Given problem >> Find the string "Михаил" in the entries and copy each line that has it.

Data section >>
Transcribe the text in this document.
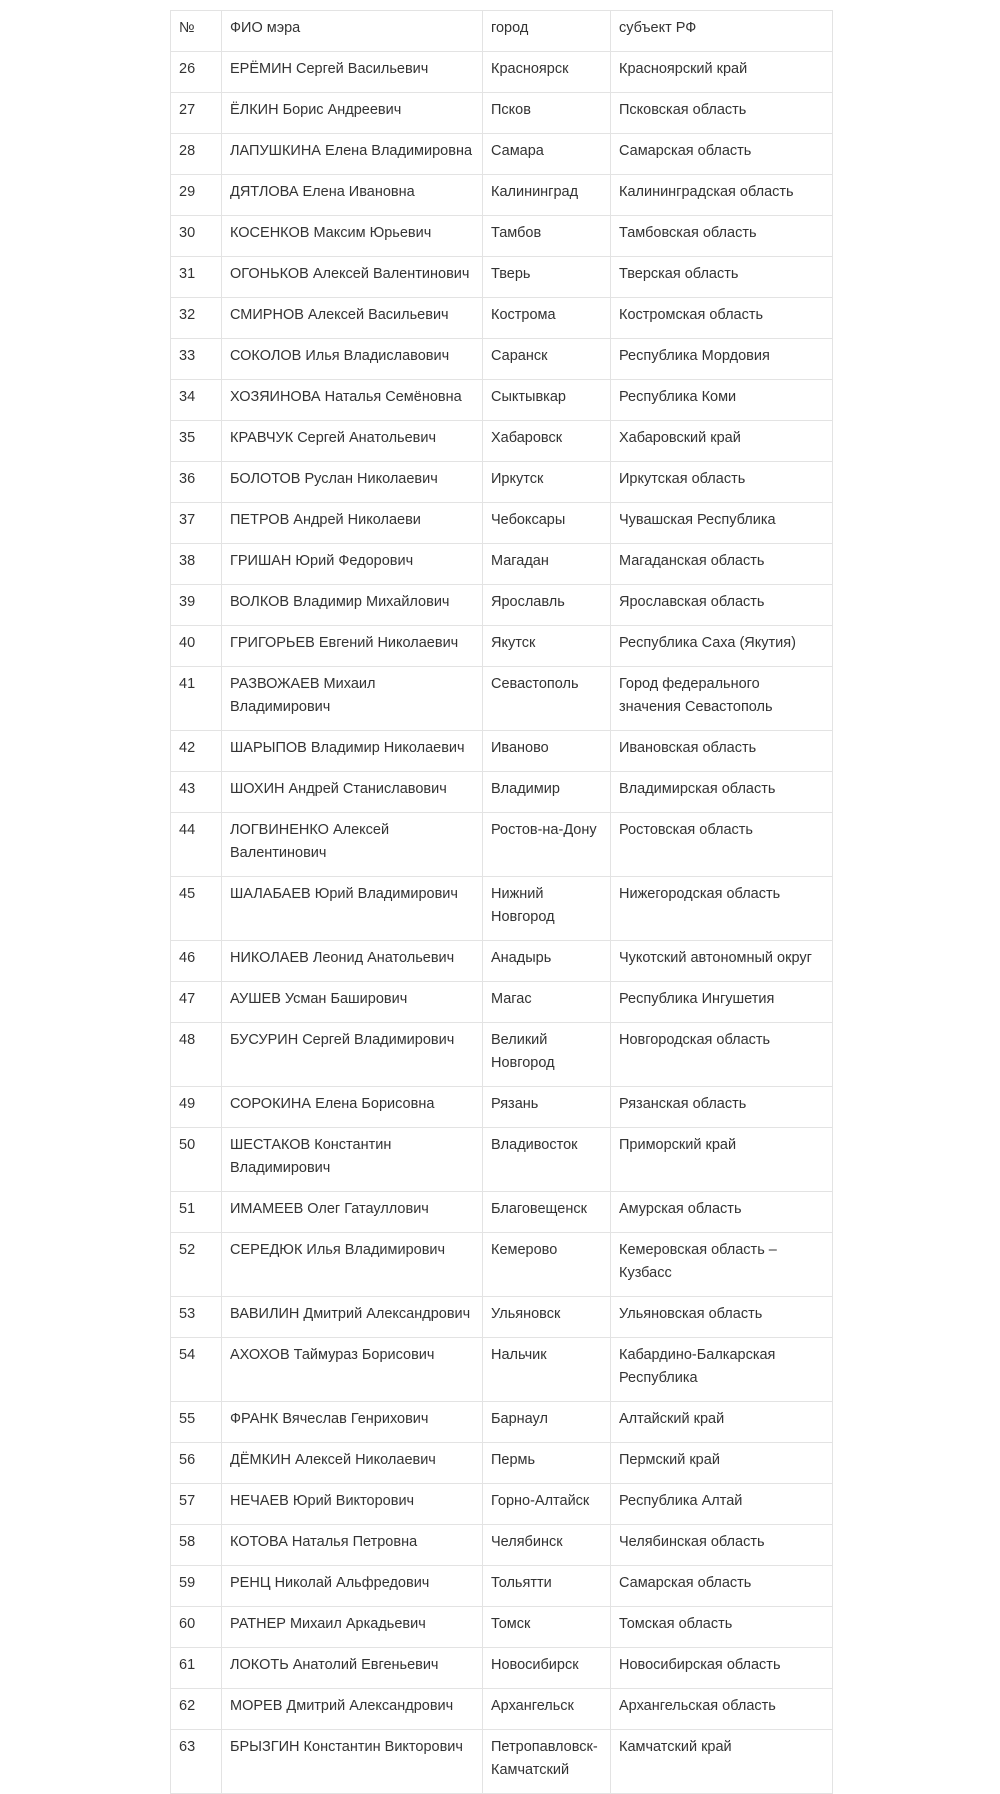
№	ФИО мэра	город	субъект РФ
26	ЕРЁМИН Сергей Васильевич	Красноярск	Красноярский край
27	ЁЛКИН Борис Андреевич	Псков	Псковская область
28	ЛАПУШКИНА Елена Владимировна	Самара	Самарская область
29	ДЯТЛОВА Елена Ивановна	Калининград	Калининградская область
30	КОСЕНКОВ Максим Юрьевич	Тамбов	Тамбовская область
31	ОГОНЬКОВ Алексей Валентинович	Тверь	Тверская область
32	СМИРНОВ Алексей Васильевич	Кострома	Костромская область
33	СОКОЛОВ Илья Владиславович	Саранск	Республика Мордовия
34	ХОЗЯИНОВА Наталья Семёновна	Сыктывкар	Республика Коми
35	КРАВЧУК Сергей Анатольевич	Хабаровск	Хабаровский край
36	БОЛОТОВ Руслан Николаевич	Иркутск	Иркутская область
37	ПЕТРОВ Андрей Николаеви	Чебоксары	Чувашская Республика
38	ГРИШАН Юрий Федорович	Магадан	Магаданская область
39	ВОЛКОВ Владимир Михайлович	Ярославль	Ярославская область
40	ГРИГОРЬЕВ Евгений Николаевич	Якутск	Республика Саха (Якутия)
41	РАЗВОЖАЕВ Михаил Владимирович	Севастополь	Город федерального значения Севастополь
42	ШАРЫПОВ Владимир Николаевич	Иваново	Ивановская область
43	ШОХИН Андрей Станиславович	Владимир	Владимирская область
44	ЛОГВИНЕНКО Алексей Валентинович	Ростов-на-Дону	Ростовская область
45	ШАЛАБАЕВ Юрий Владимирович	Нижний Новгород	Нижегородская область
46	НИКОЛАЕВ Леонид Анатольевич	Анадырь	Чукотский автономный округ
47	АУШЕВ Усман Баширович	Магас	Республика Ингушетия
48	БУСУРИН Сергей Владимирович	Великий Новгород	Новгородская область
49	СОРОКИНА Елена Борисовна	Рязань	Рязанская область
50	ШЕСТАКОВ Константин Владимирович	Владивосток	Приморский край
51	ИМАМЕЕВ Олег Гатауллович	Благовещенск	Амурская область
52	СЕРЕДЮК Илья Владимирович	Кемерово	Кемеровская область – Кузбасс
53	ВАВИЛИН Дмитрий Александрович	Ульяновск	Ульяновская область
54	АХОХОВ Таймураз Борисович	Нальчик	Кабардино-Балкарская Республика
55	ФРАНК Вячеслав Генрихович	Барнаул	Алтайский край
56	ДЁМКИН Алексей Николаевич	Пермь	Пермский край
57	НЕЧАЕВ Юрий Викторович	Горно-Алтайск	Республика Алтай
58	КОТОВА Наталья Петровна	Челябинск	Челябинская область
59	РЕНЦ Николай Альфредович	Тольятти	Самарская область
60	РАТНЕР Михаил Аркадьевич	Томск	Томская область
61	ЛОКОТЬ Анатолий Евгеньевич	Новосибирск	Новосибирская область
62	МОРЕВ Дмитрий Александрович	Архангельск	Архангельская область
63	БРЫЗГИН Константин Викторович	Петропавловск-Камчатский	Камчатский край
--
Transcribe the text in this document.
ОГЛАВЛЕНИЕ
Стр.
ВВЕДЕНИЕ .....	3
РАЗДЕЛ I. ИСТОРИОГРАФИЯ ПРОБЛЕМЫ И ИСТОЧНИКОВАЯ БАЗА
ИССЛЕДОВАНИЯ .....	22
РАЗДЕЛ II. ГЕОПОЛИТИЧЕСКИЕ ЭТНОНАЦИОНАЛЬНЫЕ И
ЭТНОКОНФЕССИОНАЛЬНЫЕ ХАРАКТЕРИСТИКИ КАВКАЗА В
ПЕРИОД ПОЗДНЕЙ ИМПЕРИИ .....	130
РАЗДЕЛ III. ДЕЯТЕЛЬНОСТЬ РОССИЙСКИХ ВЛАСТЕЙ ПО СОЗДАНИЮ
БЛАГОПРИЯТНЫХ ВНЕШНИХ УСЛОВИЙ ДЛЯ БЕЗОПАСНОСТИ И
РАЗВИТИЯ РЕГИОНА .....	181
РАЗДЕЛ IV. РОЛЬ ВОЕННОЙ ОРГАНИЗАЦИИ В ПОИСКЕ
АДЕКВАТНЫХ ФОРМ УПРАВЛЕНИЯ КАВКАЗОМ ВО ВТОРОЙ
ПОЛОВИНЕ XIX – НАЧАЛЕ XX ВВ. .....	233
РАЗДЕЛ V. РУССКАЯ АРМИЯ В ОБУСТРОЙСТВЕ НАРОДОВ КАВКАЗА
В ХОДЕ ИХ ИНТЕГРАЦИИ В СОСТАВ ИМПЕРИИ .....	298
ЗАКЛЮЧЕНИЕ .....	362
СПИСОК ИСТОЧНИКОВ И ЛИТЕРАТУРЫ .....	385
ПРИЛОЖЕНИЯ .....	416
---
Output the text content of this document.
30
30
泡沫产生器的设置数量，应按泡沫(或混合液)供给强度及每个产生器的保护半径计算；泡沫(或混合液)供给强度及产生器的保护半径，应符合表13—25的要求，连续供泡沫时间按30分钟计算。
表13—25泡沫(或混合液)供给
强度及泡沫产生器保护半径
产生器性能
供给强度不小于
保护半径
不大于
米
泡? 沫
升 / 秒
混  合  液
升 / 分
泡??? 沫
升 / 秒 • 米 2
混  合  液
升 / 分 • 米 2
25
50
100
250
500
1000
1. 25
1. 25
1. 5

Completed task >>
41	РАЗВОЖАЕВ Михаил Владимирович	Севастополь	Город федерального значения Севастополь
60	РАТНЕР Михаил Аркадьевич	Томск	Томская область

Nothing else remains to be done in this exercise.